SUPPLIED DATA:
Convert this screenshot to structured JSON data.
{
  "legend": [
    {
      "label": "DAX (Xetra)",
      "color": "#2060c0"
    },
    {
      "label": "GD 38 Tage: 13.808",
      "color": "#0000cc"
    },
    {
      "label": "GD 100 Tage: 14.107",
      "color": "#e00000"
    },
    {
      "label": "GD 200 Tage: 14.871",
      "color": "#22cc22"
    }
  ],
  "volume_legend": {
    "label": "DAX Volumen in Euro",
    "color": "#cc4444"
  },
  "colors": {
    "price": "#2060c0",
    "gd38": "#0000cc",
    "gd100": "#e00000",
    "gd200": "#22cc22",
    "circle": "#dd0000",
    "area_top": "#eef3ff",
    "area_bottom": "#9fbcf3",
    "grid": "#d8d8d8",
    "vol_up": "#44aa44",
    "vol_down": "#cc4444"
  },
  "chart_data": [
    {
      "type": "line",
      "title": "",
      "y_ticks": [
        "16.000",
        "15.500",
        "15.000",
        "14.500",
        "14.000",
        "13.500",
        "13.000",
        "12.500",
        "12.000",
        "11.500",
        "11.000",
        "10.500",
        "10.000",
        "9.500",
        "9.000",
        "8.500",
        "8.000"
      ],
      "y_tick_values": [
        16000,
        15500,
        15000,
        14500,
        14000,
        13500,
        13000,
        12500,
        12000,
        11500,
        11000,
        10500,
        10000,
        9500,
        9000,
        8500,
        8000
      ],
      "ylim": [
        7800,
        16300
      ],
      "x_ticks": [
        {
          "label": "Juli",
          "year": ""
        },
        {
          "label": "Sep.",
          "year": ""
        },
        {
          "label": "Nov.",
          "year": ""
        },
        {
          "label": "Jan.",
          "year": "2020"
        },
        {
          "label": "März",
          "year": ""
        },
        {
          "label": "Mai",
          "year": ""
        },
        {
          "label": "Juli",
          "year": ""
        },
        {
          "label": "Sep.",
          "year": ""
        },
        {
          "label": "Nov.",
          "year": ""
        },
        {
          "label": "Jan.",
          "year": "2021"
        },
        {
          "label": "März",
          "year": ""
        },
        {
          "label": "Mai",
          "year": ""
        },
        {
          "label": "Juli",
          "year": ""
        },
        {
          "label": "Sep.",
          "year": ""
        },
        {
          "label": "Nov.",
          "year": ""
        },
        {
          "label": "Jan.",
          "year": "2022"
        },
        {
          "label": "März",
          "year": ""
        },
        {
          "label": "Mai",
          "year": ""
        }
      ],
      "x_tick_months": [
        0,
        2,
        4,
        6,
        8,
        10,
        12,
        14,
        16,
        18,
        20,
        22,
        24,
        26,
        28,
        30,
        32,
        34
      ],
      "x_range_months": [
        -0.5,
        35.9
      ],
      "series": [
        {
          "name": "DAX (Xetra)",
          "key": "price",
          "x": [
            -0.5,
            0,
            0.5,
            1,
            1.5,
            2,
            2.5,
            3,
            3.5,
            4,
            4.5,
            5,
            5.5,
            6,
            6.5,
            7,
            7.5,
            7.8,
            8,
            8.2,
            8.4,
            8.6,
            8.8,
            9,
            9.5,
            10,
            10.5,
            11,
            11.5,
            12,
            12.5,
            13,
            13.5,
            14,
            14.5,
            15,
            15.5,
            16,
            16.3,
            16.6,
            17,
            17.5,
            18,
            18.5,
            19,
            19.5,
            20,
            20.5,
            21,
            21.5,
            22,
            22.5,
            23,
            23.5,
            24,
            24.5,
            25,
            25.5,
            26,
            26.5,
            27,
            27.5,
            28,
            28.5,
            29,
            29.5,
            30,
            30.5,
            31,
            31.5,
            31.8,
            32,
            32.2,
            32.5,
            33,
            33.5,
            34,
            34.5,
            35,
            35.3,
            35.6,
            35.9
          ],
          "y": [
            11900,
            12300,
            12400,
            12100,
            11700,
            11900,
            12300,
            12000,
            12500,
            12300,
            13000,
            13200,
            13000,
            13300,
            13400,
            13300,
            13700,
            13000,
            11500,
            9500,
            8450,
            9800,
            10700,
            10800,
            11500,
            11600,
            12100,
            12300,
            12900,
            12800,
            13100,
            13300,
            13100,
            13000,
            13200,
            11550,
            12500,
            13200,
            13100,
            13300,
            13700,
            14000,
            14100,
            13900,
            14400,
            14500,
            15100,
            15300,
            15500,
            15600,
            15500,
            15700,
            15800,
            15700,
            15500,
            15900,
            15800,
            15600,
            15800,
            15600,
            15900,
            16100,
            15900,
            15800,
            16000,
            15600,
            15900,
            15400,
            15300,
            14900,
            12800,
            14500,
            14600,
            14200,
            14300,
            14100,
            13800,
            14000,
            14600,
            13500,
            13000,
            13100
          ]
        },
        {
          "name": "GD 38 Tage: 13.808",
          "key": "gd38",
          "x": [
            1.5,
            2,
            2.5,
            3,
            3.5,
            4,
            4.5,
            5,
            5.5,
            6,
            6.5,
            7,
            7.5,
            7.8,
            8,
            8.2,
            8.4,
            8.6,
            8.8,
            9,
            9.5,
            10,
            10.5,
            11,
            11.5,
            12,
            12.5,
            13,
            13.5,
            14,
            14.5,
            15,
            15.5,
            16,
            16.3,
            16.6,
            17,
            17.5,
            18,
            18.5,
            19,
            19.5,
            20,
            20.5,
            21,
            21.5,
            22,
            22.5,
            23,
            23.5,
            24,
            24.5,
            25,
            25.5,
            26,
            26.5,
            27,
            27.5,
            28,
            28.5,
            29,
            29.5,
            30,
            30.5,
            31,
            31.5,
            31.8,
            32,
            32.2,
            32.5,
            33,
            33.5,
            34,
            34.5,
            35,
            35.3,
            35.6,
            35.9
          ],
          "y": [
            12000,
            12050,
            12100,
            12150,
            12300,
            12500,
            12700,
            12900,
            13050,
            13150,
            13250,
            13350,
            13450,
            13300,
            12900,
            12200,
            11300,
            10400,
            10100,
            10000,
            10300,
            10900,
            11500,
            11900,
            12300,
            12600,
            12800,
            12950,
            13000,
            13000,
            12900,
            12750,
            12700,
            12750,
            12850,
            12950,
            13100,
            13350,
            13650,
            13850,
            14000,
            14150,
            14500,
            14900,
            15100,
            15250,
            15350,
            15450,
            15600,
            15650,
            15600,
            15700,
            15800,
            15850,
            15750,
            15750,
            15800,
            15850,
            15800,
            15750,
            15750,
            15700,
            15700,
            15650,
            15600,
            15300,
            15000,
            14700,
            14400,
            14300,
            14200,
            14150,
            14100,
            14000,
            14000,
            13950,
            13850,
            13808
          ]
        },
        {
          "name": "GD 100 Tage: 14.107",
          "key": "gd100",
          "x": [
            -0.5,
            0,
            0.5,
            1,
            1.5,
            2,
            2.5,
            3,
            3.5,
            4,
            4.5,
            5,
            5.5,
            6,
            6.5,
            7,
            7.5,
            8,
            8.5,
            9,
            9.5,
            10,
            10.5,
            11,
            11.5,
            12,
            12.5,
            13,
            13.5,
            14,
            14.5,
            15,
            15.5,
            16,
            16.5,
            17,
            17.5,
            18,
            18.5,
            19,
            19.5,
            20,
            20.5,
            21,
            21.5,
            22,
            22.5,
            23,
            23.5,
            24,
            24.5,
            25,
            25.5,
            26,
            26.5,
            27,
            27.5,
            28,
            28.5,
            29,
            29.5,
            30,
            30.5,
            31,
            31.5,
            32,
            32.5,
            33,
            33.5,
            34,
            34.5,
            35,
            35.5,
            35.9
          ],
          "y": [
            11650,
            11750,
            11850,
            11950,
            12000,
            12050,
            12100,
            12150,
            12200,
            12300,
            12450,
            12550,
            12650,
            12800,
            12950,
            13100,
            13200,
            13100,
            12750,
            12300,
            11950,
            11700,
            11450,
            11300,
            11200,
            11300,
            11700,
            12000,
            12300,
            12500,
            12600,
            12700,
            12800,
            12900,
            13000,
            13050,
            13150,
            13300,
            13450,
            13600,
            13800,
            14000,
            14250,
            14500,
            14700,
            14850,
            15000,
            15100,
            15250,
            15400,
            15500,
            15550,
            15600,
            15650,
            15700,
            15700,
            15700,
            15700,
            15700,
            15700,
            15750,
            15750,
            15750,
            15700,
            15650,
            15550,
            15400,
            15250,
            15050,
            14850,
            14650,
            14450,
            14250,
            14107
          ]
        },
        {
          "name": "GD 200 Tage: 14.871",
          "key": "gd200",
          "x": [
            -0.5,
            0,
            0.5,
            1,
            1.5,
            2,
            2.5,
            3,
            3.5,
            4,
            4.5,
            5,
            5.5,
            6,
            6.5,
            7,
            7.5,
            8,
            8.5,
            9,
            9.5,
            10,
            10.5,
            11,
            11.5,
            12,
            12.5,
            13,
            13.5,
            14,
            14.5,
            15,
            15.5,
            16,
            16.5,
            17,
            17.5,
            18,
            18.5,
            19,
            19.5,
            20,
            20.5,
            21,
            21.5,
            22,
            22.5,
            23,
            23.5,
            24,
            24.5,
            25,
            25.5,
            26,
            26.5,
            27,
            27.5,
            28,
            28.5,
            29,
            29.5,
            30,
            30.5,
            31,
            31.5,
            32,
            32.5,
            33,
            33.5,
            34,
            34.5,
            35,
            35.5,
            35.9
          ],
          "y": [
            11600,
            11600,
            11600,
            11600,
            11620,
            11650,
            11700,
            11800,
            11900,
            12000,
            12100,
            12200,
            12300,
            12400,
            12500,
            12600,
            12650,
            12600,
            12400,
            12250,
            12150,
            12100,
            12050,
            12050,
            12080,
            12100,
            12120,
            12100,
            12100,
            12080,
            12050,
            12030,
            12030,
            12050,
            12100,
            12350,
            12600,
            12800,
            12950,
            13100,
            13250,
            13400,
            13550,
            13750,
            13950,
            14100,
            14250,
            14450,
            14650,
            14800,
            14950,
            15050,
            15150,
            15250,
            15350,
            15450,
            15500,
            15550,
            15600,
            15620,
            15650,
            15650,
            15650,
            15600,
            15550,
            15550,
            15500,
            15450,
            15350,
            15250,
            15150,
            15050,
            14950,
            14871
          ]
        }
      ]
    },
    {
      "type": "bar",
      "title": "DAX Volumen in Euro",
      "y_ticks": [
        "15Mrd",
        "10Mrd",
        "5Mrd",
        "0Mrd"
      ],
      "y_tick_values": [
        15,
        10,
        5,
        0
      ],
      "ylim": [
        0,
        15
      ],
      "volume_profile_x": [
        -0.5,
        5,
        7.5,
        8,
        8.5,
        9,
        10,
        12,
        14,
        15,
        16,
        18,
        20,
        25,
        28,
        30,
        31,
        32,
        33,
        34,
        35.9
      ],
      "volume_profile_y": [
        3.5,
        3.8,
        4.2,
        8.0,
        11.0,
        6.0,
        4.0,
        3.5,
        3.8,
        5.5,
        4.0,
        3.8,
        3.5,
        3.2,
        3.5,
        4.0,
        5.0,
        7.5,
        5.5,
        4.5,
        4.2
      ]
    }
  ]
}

DIRECTION:
Scan the material line by line and report each one that contains "Tage".

ANSWER TO THIS TASK:
      "label": "GD 38 Tage: 13.808",
      "label": "GD 100 Tage: 14.107",
      "label": "GD 200 Tage: 14.871",
          "name": "GD 38 Tage: 13.808",
          "name": "GD 100 Tage: 14.107",
          "name": "GD 200 Tage: 14.871",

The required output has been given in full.